*Stated task*
Answer these questions from the court excerpt on the workmen's dismissal.
1. On what date were the orders of dismissal passed?
2. How much was each workman allowed to withdraw while the approval petition was pending?
3. On what date was approval granted after the remand?

— begin Supplied passage —

8.1. The brief facts leading to the filing of the writ petitions are as follows: Each of the workman were charge sheeted by charge memos dated 5.8.2000 containing series of charges. Subsequently, enquiry notices were sent to them. Despite enquiry notices, the workmen did not appear before the Enquiry Officer. The Enquiry Officer found each of the workman guilty and second show cause notices were issued to the workmen on 17.11.2000. Even for the second show cause notices, there was no reply from the workmen and therefore, orders of dismissal came to be passed on 26.12.2000. At the relevant time since a dispute was pending before the Conciliation Officer, the management intimated the workmen that they will be seeking approval from the Conciliation Officer under Section 33(2)(b) of the Industrial Disputes Act, 1947 (for brevity, "the Act"). The workmen also have been given one month pay, which is a statutory requirement for filing an application under Section 33(2)(b) of the Act.
8.2. The Conciliation Officer, namely the Assistant Commissioner of Labour (Conciliation), Chennai, by his order dated 13.9.2001, refused to grant approval and the approval petitions were dismissed. In view of the dismissal of the approval petitions, the workmen claimed that they are deemed to be in service and therefore, they filed an application under Section 33(C)(2) read with 33(C)(5) of the Act claiming the benefit of back-wages arising out of the dismissal of the approval petitions. The said petition was numbered as C.P.No.25 of 2001 and notice was ordered to the management.
8.3. As against the refusal to grant approval, the management filed a batch of writ petitions being W.P.Nos.32866 of 2002 and batch cases and challenged the order passed by the Assistant Commissioner of Labour (Conciliation), Chennai. After notice to the workmen, the matter was heard by this Court and the said batch of writ petitions came to be disposed of by a final order dated 11.9.2003. This Court held that the Conciliation Officer, who heard the approval petition, made an ipse dixit order and did not render any reasoning and since the Officer did not exercise the jurisdiction under Section 33(2)(b) of the Act, the orders passed by him were set aside and the matter was remanded for fresh disposal. Pending disposal of the approval petition, this Court also permitted each of the workman to withdraw a sum of Rs.25,000/- out of the amount of Rs.15 Lakhs which was directed to be deposited at the time of the filing of the said writ petitions. It is also claimed that the workmen were in receipt of Rs.25,000/- pursuant to the final order passed by this Court in the said batch of writ petitions.
8.4. After the remand order was made, the Conciliation Officer took up the dispute and after hearing the parties held that the enquiry conducted against the workmen was in consonance with the principles of natural justice and therefore, prima facie case is made out and approval was granted by the order dated 5.10.2004. Subsequent to the grant of approval, the workmen raised industrial disputes under Section 2-A of the Act before the Assistant Commissioner of Labour (Conciliation) II, Chennai. The Conciliation Officer could not bring about any mediation and therefore, he gave a failure report dated 24.6.2005 in respect of each of the dispute and on the strength of the said failure report each of the workman filed a claim statement dated 5.10.2005 before the Labour Court and the disputes were registered as I.D.Nos.543 to 556 of 2005 and notice was ordered to the management.

— end Supplied passage —
— begin Listed entries —

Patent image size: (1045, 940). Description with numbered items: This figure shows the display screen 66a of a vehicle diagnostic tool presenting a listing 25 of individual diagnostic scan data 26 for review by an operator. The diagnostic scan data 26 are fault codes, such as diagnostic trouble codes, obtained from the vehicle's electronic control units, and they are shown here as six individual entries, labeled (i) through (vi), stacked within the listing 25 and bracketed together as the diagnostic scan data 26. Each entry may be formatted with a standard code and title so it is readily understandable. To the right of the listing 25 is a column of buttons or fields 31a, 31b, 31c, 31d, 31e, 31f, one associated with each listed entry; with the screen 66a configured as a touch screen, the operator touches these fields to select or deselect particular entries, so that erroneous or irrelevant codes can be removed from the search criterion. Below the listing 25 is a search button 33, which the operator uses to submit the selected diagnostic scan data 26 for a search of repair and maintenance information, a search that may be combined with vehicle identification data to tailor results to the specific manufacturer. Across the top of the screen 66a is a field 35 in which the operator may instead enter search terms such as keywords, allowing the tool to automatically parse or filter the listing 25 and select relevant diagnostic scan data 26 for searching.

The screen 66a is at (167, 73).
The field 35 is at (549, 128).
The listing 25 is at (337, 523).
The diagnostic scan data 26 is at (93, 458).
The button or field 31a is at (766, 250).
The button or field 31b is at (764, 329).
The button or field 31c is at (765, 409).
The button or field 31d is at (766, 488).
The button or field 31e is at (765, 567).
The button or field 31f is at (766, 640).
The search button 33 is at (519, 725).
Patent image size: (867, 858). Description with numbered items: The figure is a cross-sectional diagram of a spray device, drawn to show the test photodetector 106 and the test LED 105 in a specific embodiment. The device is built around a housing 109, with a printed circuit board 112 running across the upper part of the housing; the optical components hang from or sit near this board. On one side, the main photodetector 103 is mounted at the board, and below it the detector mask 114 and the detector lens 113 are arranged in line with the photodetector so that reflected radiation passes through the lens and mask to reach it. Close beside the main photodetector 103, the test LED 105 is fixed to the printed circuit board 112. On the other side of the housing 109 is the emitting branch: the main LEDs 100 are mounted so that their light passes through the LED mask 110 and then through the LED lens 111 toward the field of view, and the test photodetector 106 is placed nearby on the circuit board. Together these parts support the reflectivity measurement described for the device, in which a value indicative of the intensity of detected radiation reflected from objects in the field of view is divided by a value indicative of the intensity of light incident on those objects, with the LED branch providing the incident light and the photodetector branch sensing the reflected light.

— end Listed entries —

*Task answer*
1. 26.12.2000
2. Rs.25,000/-
3. 5.10.2004